#### [BRIEF]
Skip any picture you find and retype all the remaining lines exactly.

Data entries
==========

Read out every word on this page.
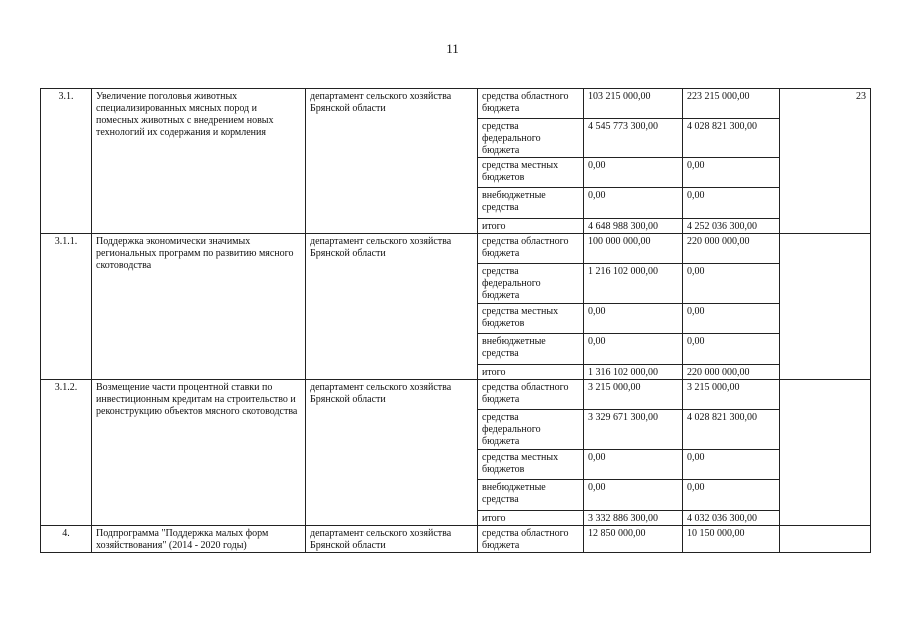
11
3.1.	Увеличение поголовья животных специализированных мясных пород и помесных животных с внедрением новых технологий их содержания и кормления	департамент сельского хозяйства Брянской области	средства областного бюджета	103 215 000,00	223 215 000,00	23
			средства федерального бюджета	4 545 773 300,00	4 028 821 300,00	
			средства местных бюджетов	0,00	0,00	
			внебюджетные средства	0,00	0,00	
			итого	4 648 988 300,00	4 252 036 300,00	
3.1.1.	Поддержка экономически значимых региональных программ по развитию мясного скотоводства	департамент сельского хозяйства Брянской области	средства областного бюджета	100 000 000,00	220 000 000,00	
			средства федерального бюджета	1 216 102 000,00	0,00	
			средства местных бюджетов	0,00	0,00	
			внебюджетные средства	0,00	0,00	
			итого	1 316 102 000,00	220 000 000,00	
3.1.2.	Возмещение части процентной ставки по инвестиционным кредитам на строительство и реконструкцию объектов мясного скотоводства	департамент сельского хозяйства Брянской области	средства областного бюджета	3 215 000,00	3 215 000,00	
			средства федерального бюджета	3 329 671 300,00	4 028 821 300,00	
			средства местных бюджетов	0,00	0,00	
			внебюджетные средства	0,00	0,00	
			итого	3 332 886 300,00	4 032 036 300,00	
4.	Подпрограмма "Поддержка малых форм хозяйствования" (2014 - 2020 годы)	департамент сельского хозяйства Брянской области	средства областного бюджета	12 850 000,00	10 150 000,00	
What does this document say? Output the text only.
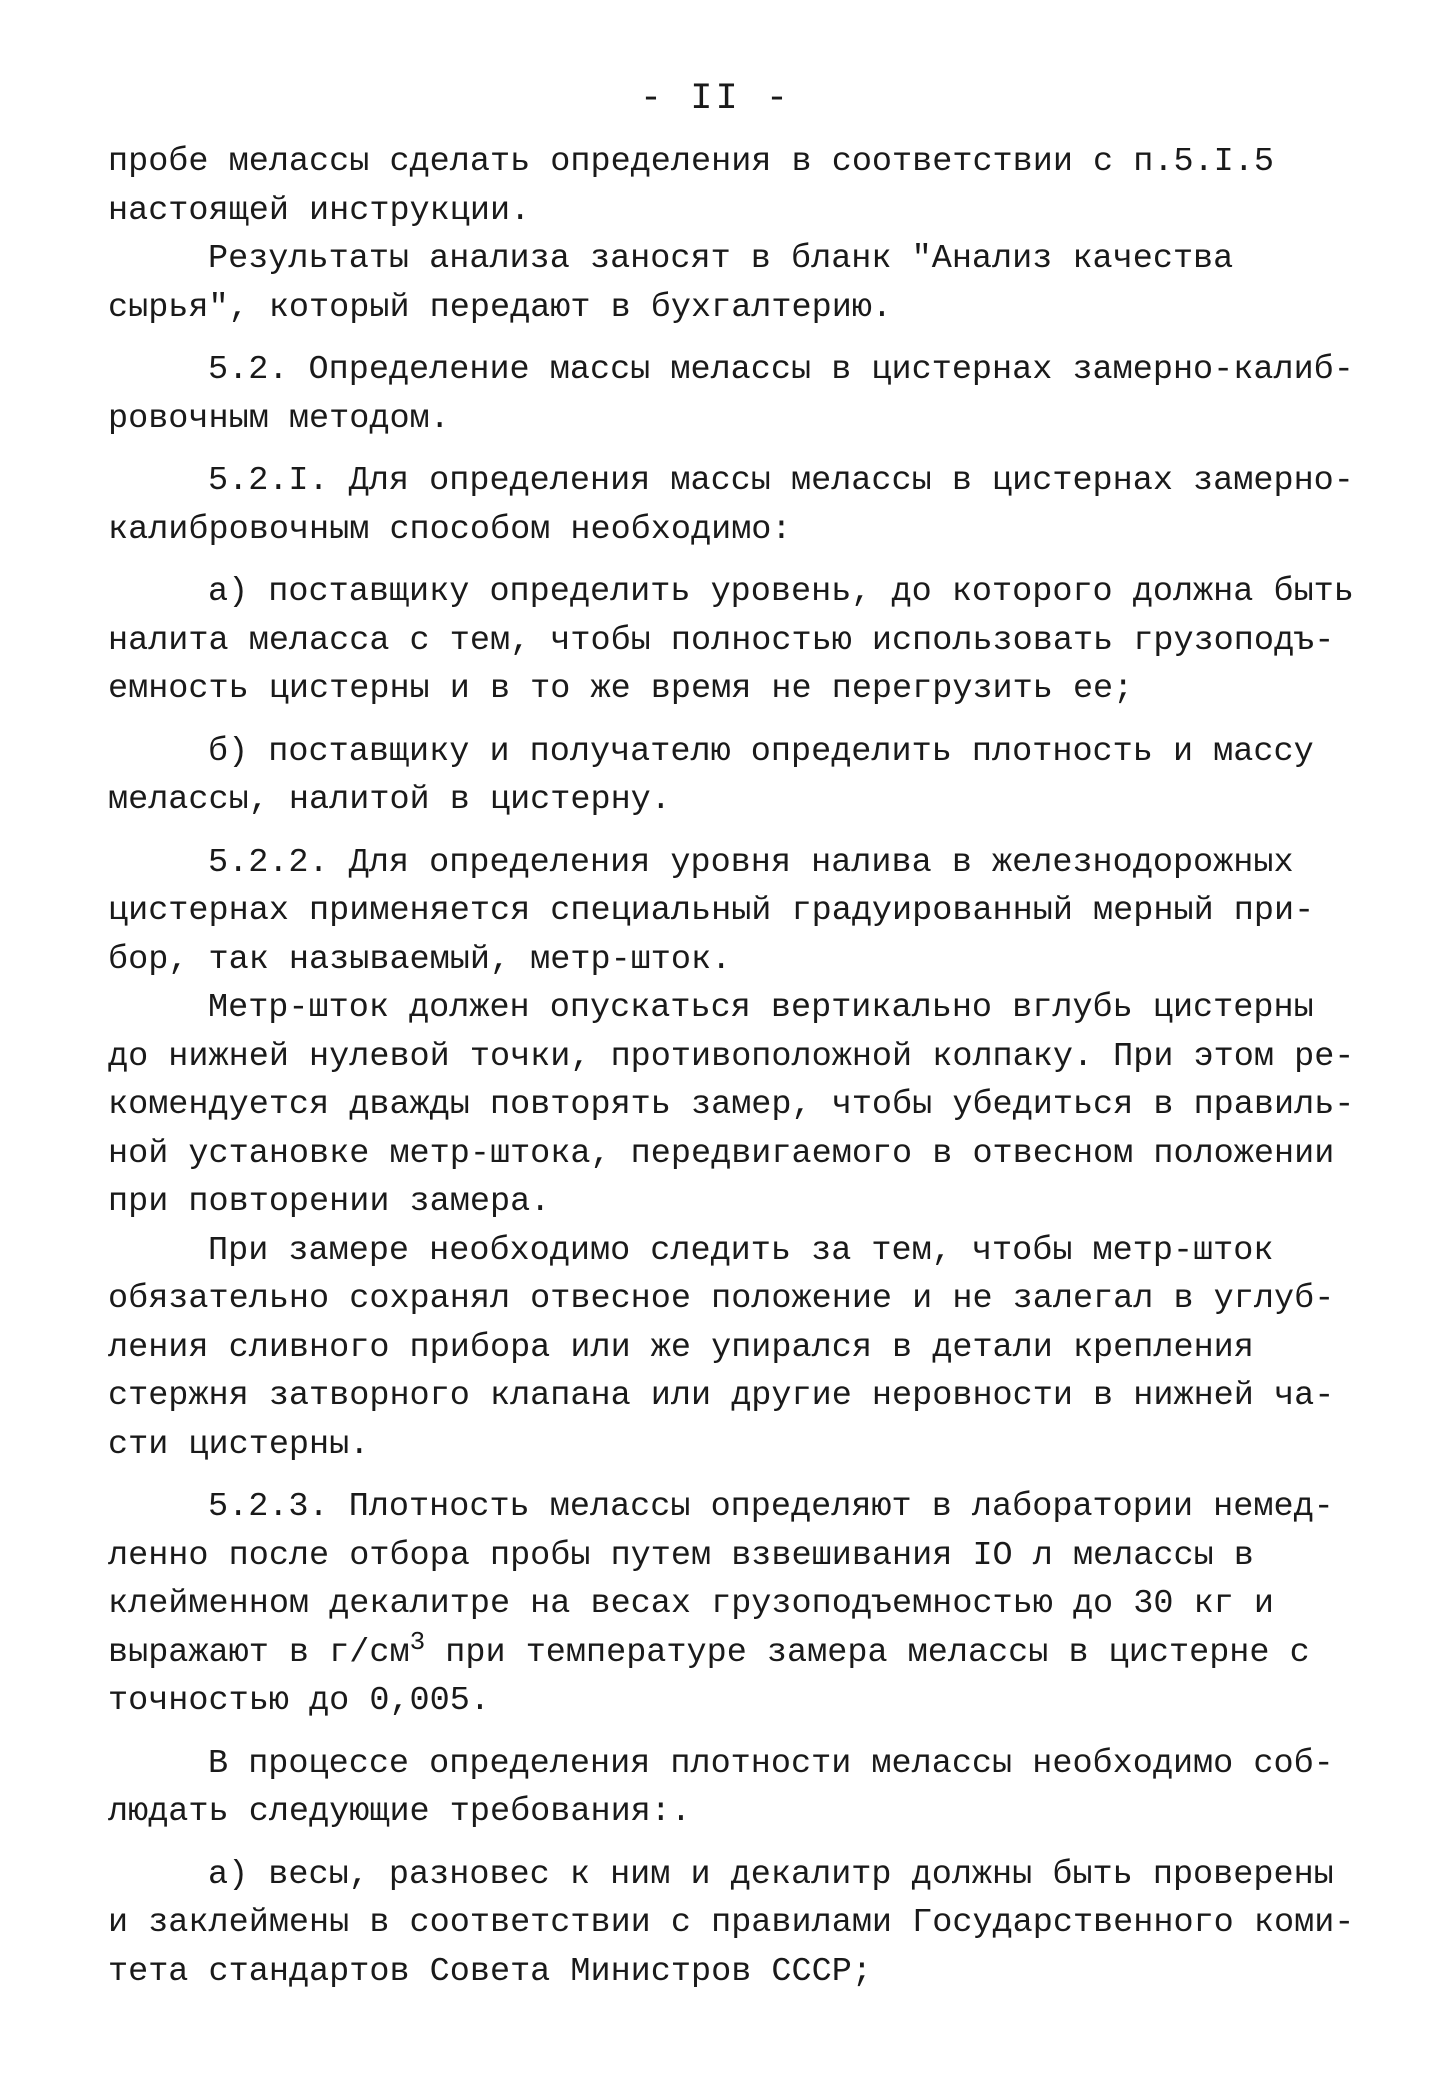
- II -
пробе мелассы сделать определения в соответствии с п.5.I.5
настоящей инструкции.
Результаты анализа заносят в бланк "Анализ качества
сырья", который передают в бухгалтерию.
5.2. Определение массы мелассы в цистернах замерно-калиб-
ровочным методом.
5.2.I. Для определения массы мелассы в цистернах замерно-
калибровочным способом необходимо:
а) поставщику определить уровень, до которого должна быть
налита меласса с тем, чтобы полностью использовать грузоподъ-
емность цистерны и в то же время не перегрузить ее;
б) поставщику и получателю определить плотность и массу
мелассы, налитой в цистерну.
5.2.2. Для определения уровня налива в железнодорожных
цистернах применяется специальный градуированный мерный при-
бор, так называемый, метр-шток.
Метр-шток должен опускаться вертикально вглубь цистерны
до нижней нулевой точки, противоположной колпаку. При этом ре-
комендуется дважды повторять замер, чтобы убедиться в правиль-
ной установке метр-штока, передвигаемого в отвесном положении
при повторении замера.
При замере необходимо следить за тем, чтобы метр-шток
обязательно сохранял отвесное положение и не залегал в углуб-
ления сливного прибора или же упирался в детали крепления
стержня затворного клапана или другие неровности в нижней ча-
сти цистерны.
5.2.3. Плотность мелассы определяют в лаборатории немед-
ленно после отбора пробы путем взвешивания IO л мелассы в
клейменном декалитре на весах грузоподъемностью до 30 кг и
выражают в $г/см^3$ при температуре замера мелассы в цистерне с
точностью до 0,005.
В процессе определения плотности мелассы необходимо соб-
людать следующие требования:.
а) весы, разновес к ним и декалитр должны быть проверены
и заклеймены в соответствии с правилами Государственного коми-
тета стандартов Совета Министров СССР;
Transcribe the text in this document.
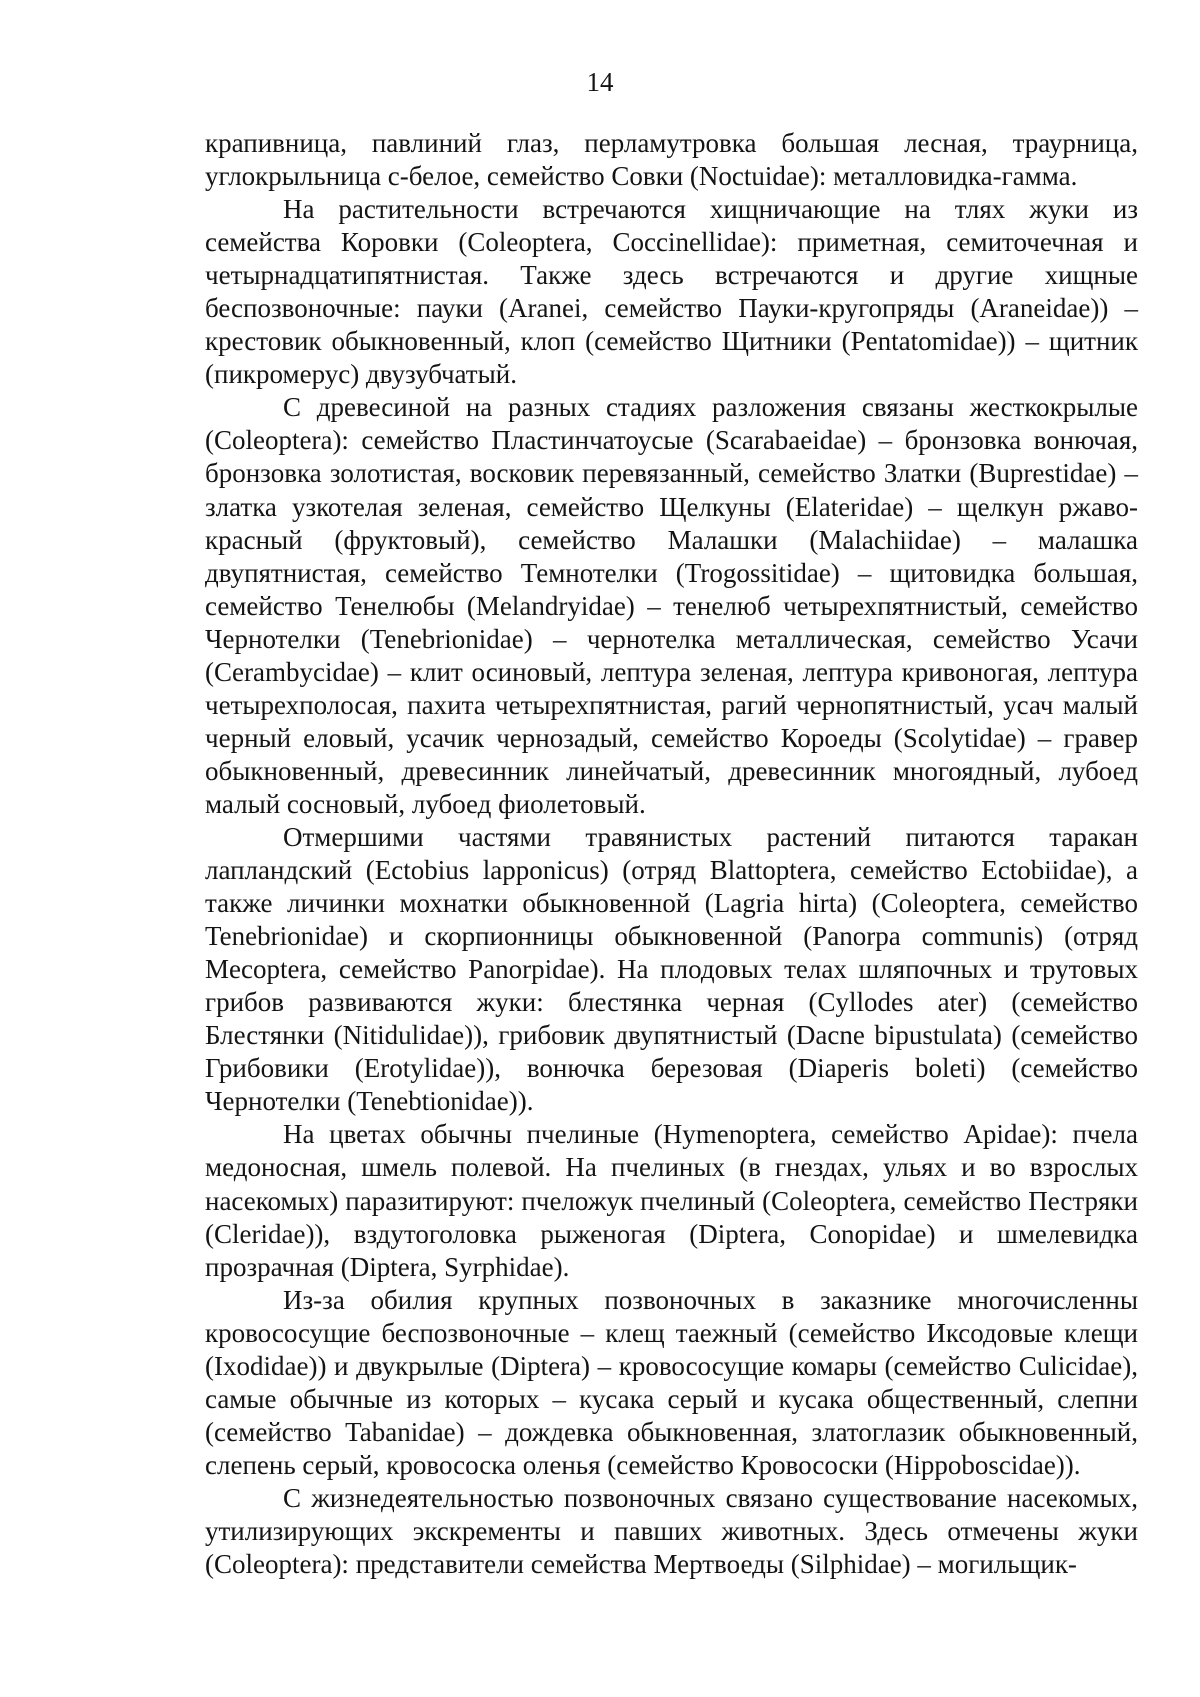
14

крапивница, павлиний глаз, перламутровка большая лесная, траурница, углокрыльница с-белое, семейство Совки (Noctuidae): металловидка-гамма.

На растительности встречаются хищничающие на тлях жуки из семейства Коровки (Coleoptera, Coccinellidae): приметная, семиточечная и четырнадцатипятнистая. Также здесь встречаются и другие хищные беспозвоночные: пауки (Aranei, семейство Пауки-кругопряды (Araneidae)) – крестовик обыкновенный, клоп (семейство Щитники (Pentatomidae)) – щитник (пикромерус) двузубчатый.

С древесиной на разных стадиях разложения связаны жесткокрылые (Coleoptera): семейство Пластинчатоусые (Scarabaeidae) – бронзовка вонючая, бронзовка золотистая, восковик перевязанный, семейство Златки (Buprestidae) – златка узкотелая зеленая, семейство Щелкуны (Elateridae) – щелкун ржаво-красный (фруктовый), семейство Малашки (Malachiidae) – малашка двупятнистая, семейство Темнотелки (Trogossitidae) – щитовидка большая, семейство Тенелюбы (Melandryidae) – тенелюб четырехпятнистый, семейство Чернотелки (Tenebrionidae) – чернотелка металлическая, семейство Усачи (Cerambycidae) – клит осиновый, лептура зеленая, лептура кривоногая, лептура четырехполосая, пахита четырехпятнистая, рагий чернопятнистый, усач малый черный еловый, усачик чернозадый, семейство Короеды (Scolytidae) – гравер обыкновенный, древесинник линейчатый, древесинник многоядный, лубоед малый сосновый, лубоед фиолетовый.

Отмершими частями травянистых растений питаются таракан лапландский (Ectobius lapponicus) (отряд Blattoptera, семейство Ectobiidae), а также личинки мохнатки обыкновенной (Lagria hirta) (Coleoptera, семейство Tenebrionidae) и скорпионницы обыкновенной (Panorpa communis) (отряд Mecoptera, семейство Panorpidae). На плодовых телах шляпочных и трутовых грибов развиваются жуки: блестянка черная (Cyllodes ater) (семейство Блестянки (Nitidulidae)), грибовик двупятнистый (Dacne bipustulata) (семейство Грибовики (Erotylidae)), вонючка березовая (Diaperis boleti) (семейство Чернотелки (Tenebtionidae)).

На цветах обычны пчелиные (Hymenoptera, семейство Apidae): пчела медоносная, шмель полевой. На пчелиных (в гнездах, ульях и во взрослых насекомых) паразитируют: пчеложук пчелиный (Coleoptera, семейство Пестряки (Cleridae)), вздутоголовка рыженогая (Diptera, Conopidae) и шмелевидка прозрачная (Diptera, Syrphidae).

Из-за обилия крупных позвоночных в заказнике многочисленны кровососущие беспозвоночные – клещ таежный (семейство Иксодовые клещи (Ixodidae)) и двукрылые (Diptera) – кровососущие комары (семейство Culicidae), самые обычные из которых – кусака серый и кусака общественный, слепни (семейство Tabanidae) – дождевка обыкновенная, златоглазик обыкновенный, слепень серый, кровососка оленья (семейство Кровососки (Hippoboscidae)).

С жизнедеятельностью позвоночных связано существование насекомых, утилизирующих экскременты и павших животных. Здесь отмечены жуки (Coleoptera): представители семейства Мертвоеды (Silphidae) – могильщик-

==========

#### [TASK SOLUTION]
Read out every word on this page.
11
3.1.	Увеличение поголовья животных специализированных мясных пород и помесных животных с внедрением новых технологий их содержания и кормления	департамент сельского хозяйства Брянской области	средства областного бюджета	103 215 000,00	223 215 000,00	23
			средства федерального бюджета	4 545 773 300,00	4 028 821 300,00	
			средства местных бюджетов	0,00	0,00	
			внебюджетные средства	0,00	0,00	
			итого	4 648 988 300,00	4 252 036 300,00	
3.1.1.	Поддержка экономически значимых региональных программ по развитию мясного скотоводства	департамент сельского хозяйства Брянской области	средства областного бюджета	100 000 000,00	220 000 000,00	
			средства федерального бюджета	1 216 102 000,00	0,00	
			средства местных бюджетов	0,00	0,00	
			внебюджетные средства	0,00	0,00	
			итого	1 316 102 000,00	220 000 000,00	
3.1.2.	Возмещение части процентной ставки по инвестиционным кредитам на строительство и реконструкцию объектов мясного скотоводства	департамент сельского хозяйства Брянской области	средства областного бюджета	3 215 000,00	3 215 000,00	
			средства федерального бюджета	3 329 671 300,00	4 028 821 300,00	
			средства местных бюджетов	0,00	0,00	
			внебюджетные средства	0,00	0,00	
			итого	3 332 886 300,00	4 032 036 300,00	
4.	Подпрограмма "Поддержка малых форм хозяйствования" (2014 - 2020 годы)	департамент сельского хозяйства Брянской области	средства областного бюджета	12 850 000,00	10 150 000,00	
What does this document say? Output the text only.
- II -
пробе мелассы сделать определения в соответствии с п.5.I.5
настоящей инструкции.
Результаты анализа заносят в бланк "Анализ качества
сырья", который передают в бухгалтерию.
5.2. Определение массы мелассы в цистернах замерно-калиб-
ровочным методом.
5.2.I. Для определения массы мелассы в цистернах замерно-
калибровочным способом необходимо:
а) поставщику определить уровень, до которого должна быть
налита меласса с тем, чтобы полностью использовать грузоподъ-
емность цистерны и в то же время не перегрузить ее;
б) поставщику и получателю определить плотность и массу
мелассы, налитой в цистерну.
5.2.2. Для определения уровня налива в железнодорожных
цистернах применяется специальный градуированный мерный при-
бор, так называемый, метр-шток.
Метр-шток должен опускаться вертикально вглубь цистерны
до нижней нулевой точки, противоположной колпаку. При этом ре-
комендуется дважды повторять замер, чтобы убедиться в правиль-
ной установке метр-штока, передвигаемого в отвесном положении
при повторении замера.
При замере необходимо следить за тем, чтобы метр-шток
обязательно сохранял отвесное положение и не залегал в углуб-
ления сливного прибора или же упирался в детали крепления
стержня затворного клапана или другие неровности в нижней ча-
сти цистерны.
5.2.3. Плотность мелассы определяют в лаборатории немед-
ленно после отбора пробы путем взвешивания IO л мелассы в
клейменном декалитре на весах грузоподъемностью до 30 кг и
выражают в $г/см^3$ при температуре замера мелассы в цистерне с
точностью до 0,005.
В процессе определения плотности мелассы необходимо соб-
людать следующие требования:.
а) весы, разновес к ним и декалитр должны быть проверены
и заклеймены в соответствии с правилами Государственного коми-
тета стандартов Совета Министров СССР;
Transcribe the text in this document.
14

крапивница, павлиний глаз, перламутровка большая лесная, траурница, углокрыльница с-белое, семейство Совки (Noctuidae): металловидка-гамма.

На растительности встречаются хищничающие на тлях жуки из семейства Коровки (Coleoptera, Coccinellidae): приметная, семиточечная и четырнадцатипятнистая. Также здесь встречаются и другие хищные беспозвоночные: пауки (Aranei, семейство Пауки-кругопряды (Araneidae)) – крестовик обыкновенный, клоп (семейство Щитники (Pentatomidae)) – щитник (пикромерус) двузубчатый.

С древесиной на разных стадиях разложения связаны жесткокрылые (Coleoptera): семейство Пластинчатоусые (Scarabaeidae) – бронзовка вонючая, бронзовка золотистая, восковик перевязанный, семейство Златки (Buprestidae) – златка узкотелая зеленая, семейство Щелкуны (Elateridae) – щелкун ржаво-красный (фруктовый), семейство Малашки (Malachiidae) – малашка двупятнистая, семейство Темнотелки (Trogossitidae) – щитовидка большая, семейство Тенелюбы (Melandryidae) – тенелюб четырехпятнистый, семейство Чернотелки (Tenebrionidae) – чернотелка металлическая, семейство Усачи (Cerambycidae) – клит осиновый, лептура зеленая, лептура кривоногая, лептура четырехполосая, пахита четырехпятнистая, рагий чернопятнистый, усач малый черный еловый, усачик чернозадый, семейство Короеды (Scolytidae) – гравер обыкновенный, древесинник линейчатый, древесинник многоядный, лубоед малый сосновый, лубоед фиолетовый.

Отмершими частями травянистых растений питаются таракан лапландский (Ectobius lapponicus) (отряд Blattoptera, семейство Ectobiidae), а также личинки мохнатки обыкновенной (Lagria hirta) (Coleoptera, семейство Tenebrionidae) и скорпионницы обыкновенной (Panorpa communis) (отряд Mecoptera, семейство Panorpidae). На плодовых телах шляпочных и трутовых грибов развиваются жуки: блестянка черная (Cyllodes ater) (семейство Блестянки (Nitidulidae)), грибовик двупятнистый (Dacne bipustulata) (семейство Грибовики (Erotylidae)), вонючка березовая (Diaperis boleti) (семейство Чернотелки (Tenebtionidae)).

На цветах обычны пчелиные (Hymenoptera, семейство Apidae): пчела медоносная, шмель полевой. На пчелиных (в гнездах, ульях и во взрослых насекомых) паразитируют: пчеложук пчелиный (Coleoptera, семейство Пестряки (Cleridae)), вздутоголовка рыженогая (Diptera, Conopidae) и шмелевидка прозрачная (Diptera, Syrphidae).

Из-за обилия крупных позвоночных в заказнике многочисленны кровососущие беспозвоночные – клещ таежный (семейство Иксодовые клещи (Ixodidae)) и двукрылые (Diptera) – кровососущие комары (семейство Culicidae), самые обычные из которых – кусака серый и кусака общественный, слепни (семейство Tabanidae) – дождевка обыкновенная, златоглазик обыкновенный, слепень серый, кровососка оленья (семейство Кровососки (Hippoboscidae)).

С жизнедеятельностью позвоночных связано существование насекомых, утилизирующих экскременты и павших животных. Здесь отмечены жуки (Coleoptera): представители семейства Мертвоеды (Silphidae) – могильщик-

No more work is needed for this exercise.